**WORK TO DO:**
List all lines in the material below that contain "page".
Begin MATERIAL TO PROCESS
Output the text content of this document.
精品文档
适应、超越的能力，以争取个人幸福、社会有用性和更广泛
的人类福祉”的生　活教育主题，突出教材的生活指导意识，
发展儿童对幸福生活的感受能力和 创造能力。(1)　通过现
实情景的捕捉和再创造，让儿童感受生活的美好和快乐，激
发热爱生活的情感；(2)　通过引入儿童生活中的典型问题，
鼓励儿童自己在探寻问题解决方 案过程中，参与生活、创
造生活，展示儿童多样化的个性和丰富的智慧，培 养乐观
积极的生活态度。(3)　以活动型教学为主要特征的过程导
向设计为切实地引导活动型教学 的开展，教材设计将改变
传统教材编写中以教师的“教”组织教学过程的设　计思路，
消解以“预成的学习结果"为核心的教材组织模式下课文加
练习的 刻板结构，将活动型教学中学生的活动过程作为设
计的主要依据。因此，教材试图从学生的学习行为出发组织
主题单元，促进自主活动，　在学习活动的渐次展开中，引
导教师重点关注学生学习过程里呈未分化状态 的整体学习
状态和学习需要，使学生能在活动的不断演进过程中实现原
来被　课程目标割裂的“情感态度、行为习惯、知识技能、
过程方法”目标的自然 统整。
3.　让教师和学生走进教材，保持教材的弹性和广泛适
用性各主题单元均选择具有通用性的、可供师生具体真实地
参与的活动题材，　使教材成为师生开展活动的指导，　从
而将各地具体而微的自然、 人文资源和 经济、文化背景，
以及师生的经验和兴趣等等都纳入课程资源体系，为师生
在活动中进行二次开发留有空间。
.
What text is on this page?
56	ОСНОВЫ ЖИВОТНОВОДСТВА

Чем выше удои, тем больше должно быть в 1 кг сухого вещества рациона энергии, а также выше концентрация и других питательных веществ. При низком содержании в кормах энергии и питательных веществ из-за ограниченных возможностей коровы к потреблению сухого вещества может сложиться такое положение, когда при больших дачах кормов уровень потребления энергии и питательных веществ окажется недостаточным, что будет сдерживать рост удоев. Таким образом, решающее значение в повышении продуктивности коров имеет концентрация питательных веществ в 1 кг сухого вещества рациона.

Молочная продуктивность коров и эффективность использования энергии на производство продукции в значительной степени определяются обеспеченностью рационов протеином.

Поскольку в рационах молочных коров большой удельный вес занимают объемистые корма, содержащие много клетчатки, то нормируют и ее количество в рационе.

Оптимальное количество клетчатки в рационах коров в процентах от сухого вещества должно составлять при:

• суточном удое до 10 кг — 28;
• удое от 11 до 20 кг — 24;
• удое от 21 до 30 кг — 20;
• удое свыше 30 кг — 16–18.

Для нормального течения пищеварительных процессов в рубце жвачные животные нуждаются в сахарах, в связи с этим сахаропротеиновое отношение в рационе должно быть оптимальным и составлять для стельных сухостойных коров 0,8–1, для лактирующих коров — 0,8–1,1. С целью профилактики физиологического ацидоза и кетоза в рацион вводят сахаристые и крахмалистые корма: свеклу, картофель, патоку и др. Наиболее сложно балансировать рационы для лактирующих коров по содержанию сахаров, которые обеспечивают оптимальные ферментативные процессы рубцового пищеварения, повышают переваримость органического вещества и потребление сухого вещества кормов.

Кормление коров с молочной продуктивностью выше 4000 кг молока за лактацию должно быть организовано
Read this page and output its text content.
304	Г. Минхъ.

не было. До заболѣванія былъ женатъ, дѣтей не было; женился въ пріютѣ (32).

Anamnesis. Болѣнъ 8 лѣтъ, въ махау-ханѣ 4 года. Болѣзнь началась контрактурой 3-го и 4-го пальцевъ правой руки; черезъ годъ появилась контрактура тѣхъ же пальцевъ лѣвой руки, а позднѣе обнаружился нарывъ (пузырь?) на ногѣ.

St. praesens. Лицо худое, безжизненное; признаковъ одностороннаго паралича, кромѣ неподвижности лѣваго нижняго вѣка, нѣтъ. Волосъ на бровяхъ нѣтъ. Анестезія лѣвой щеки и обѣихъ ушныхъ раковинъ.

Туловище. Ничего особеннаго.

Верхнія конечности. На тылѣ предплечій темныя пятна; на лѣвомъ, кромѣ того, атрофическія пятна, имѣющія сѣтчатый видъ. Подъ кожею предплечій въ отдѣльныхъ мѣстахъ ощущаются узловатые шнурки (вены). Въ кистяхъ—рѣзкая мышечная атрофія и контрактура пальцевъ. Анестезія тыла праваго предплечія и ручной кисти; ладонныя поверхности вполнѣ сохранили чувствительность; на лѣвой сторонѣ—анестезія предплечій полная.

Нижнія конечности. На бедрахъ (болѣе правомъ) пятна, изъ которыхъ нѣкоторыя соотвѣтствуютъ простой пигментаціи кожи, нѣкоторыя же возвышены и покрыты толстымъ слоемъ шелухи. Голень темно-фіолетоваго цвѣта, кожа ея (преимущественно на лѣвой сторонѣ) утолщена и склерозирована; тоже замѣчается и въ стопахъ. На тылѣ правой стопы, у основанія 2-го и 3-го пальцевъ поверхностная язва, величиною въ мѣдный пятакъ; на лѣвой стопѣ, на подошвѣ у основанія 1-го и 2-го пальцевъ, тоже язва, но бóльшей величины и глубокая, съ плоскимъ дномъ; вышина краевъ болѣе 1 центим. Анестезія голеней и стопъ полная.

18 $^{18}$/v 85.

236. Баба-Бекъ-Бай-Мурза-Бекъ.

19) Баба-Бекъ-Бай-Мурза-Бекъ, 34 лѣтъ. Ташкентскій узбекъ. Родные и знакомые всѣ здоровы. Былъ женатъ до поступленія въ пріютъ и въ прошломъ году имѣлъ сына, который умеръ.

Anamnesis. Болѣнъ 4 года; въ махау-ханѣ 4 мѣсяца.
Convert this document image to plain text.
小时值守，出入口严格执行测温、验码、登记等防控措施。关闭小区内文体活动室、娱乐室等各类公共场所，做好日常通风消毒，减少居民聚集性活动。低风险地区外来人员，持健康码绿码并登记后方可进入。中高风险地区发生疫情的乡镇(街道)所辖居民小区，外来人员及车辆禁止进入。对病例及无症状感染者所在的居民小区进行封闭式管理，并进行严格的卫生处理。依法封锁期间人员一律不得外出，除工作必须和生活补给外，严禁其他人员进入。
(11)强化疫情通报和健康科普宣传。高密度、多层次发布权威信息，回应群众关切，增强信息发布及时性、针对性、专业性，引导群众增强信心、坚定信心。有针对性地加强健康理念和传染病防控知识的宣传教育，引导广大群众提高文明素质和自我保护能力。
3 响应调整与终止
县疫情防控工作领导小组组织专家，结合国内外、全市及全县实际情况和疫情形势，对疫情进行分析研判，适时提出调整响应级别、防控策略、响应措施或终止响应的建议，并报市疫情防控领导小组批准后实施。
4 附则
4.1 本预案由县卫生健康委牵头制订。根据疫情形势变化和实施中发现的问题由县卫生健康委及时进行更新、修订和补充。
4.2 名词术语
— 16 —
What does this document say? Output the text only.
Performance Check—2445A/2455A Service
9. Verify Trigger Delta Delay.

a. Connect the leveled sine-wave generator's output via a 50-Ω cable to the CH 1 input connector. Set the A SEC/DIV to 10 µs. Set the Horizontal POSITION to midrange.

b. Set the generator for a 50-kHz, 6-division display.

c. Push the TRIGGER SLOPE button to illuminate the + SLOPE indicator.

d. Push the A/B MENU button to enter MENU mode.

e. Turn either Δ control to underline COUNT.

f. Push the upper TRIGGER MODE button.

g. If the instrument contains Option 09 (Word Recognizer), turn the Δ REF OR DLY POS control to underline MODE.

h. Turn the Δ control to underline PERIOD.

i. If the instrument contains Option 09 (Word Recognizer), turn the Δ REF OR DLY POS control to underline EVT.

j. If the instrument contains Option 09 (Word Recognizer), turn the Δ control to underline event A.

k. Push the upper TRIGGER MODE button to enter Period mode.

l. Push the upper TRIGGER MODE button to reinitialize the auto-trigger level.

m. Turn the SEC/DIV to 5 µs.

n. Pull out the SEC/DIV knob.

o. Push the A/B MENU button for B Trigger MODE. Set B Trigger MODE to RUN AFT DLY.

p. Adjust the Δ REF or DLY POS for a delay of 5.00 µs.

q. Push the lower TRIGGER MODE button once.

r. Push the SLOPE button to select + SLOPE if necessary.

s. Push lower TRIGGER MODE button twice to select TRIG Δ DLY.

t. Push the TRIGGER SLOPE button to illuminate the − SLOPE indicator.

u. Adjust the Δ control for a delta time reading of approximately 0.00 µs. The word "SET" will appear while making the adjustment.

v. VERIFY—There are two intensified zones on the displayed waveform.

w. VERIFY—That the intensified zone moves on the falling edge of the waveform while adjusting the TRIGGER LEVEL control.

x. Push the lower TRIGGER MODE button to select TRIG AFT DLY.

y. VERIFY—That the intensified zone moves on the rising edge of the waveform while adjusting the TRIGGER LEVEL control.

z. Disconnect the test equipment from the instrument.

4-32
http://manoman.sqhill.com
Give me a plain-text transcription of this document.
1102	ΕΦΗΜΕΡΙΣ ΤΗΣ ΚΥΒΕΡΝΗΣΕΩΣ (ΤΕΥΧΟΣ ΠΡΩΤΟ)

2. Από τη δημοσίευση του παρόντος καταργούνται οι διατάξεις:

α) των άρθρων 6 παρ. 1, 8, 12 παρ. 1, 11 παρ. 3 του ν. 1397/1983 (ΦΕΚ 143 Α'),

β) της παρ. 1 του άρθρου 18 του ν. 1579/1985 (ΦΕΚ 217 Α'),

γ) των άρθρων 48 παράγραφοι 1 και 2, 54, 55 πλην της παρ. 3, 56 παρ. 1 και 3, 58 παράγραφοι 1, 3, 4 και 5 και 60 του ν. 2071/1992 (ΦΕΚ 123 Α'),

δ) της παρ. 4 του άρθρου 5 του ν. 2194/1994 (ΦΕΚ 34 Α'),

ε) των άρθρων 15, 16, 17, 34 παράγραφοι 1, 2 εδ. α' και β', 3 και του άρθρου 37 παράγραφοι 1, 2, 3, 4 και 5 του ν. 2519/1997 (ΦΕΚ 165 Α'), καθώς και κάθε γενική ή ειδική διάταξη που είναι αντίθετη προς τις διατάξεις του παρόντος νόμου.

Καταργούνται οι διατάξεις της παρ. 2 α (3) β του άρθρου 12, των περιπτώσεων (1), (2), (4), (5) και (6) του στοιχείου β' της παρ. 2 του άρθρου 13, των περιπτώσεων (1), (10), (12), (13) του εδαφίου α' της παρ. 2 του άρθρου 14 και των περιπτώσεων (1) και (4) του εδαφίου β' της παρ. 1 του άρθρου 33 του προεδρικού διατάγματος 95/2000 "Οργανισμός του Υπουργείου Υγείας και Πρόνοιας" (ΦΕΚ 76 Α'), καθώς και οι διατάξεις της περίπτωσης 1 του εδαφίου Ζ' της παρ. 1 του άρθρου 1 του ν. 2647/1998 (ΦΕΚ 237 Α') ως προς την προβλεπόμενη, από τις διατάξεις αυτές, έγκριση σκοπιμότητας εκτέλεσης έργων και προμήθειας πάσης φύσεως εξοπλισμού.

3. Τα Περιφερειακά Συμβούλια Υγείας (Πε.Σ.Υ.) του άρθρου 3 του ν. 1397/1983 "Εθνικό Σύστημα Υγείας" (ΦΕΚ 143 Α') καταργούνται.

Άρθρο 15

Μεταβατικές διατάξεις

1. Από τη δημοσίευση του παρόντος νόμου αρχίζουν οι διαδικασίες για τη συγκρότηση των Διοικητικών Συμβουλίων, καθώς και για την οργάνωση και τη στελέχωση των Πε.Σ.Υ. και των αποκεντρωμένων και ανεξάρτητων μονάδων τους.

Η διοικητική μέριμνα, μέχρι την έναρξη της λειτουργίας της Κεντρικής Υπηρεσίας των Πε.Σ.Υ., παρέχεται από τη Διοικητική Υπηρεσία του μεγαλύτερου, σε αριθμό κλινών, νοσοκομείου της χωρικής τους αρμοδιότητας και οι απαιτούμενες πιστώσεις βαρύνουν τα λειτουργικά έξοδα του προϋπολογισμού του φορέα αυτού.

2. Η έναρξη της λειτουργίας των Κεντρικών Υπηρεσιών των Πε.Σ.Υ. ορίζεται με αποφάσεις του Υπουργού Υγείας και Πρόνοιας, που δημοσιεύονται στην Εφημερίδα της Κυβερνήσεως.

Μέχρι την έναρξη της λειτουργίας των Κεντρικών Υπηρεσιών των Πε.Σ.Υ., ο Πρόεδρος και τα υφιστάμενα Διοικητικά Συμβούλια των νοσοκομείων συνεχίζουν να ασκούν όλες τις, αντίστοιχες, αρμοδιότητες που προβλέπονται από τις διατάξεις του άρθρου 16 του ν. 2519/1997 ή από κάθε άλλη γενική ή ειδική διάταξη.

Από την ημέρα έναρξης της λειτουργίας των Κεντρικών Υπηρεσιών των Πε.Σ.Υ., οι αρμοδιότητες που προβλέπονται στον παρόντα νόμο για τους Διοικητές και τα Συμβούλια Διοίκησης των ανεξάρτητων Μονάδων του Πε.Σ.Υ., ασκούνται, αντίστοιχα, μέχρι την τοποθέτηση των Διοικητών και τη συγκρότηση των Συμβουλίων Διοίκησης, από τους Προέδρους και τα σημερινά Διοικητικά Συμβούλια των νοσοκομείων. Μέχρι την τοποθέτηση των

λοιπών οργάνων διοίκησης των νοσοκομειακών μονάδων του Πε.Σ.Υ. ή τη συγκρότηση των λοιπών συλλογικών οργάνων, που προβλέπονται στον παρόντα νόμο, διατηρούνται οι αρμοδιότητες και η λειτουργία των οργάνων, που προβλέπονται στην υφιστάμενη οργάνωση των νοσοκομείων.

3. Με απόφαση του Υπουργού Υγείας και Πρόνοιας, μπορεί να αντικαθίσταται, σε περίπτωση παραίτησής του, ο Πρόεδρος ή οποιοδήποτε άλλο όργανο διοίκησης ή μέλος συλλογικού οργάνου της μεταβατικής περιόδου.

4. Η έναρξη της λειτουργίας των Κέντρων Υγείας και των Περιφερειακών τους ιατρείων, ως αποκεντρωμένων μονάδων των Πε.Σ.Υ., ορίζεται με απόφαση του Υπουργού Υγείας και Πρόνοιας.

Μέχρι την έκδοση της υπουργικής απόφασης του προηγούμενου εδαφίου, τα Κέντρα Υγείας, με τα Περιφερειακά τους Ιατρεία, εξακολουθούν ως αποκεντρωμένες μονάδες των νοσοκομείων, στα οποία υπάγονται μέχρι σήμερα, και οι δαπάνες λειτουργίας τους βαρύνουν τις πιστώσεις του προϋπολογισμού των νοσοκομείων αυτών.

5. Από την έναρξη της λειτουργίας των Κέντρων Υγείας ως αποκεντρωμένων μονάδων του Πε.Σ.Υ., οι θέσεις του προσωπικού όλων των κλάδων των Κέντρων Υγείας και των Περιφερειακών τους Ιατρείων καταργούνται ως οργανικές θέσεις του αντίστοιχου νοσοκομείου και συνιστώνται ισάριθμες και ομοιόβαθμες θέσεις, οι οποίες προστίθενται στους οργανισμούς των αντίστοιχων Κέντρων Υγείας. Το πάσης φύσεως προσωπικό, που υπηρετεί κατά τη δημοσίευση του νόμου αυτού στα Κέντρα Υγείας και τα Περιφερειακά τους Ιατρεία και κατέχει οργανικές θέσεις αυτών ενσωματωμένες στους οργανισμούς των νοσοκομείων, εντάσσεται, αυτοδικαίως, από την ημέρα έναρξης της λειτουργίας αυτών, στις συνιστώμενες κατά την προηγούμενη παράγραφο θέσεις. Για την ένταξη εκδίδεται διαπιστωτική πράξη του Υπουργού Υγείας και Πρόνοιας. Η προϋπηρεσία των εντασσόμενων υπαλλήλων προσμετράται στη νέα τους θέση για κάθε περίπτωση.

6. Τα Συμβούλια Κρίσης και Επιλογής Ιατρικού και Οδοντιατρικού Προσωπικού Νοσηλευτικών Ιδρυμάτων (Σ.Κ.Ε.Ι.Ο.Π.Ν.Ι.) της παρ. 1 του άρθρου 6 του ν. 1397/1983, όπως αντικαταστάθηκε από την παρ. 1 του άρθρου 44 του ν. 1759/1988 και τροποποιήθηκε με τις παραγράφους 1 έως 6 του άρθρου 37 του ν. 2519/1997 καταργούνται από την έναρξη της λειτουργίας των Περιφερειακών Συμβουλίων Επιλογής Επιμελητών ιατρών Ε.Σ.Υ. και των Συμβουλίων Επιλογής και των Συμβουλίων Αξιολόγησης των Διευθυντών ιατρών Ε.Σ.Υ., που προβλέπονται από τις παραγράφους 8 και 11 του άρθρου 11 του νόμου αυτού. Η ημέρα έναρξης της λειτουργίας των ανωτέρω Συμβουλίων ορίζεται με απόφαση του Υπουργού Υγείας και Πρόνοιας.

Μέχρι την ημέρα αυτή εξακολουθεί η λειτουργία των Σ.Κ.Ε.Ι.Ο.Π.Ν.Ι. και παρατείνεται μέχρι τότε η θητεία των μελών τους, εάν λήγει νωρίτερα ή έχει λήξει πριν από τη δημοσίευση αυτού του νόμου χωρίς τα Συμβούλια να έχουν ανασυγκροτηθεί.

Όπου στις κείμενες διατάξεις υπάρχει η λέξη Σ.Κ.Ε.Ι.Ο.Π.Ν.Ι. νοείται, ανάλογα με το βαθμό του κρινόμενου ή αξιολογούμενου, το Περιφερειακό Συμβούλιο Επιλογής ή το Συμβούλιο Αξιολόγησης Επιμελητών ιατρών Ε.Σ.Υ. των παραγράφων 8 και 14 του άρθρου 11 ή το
End MATERIAL TO PROCESS
**PROBLEM SOLUTION:**
What text is on this page?
Read this page and output its text content.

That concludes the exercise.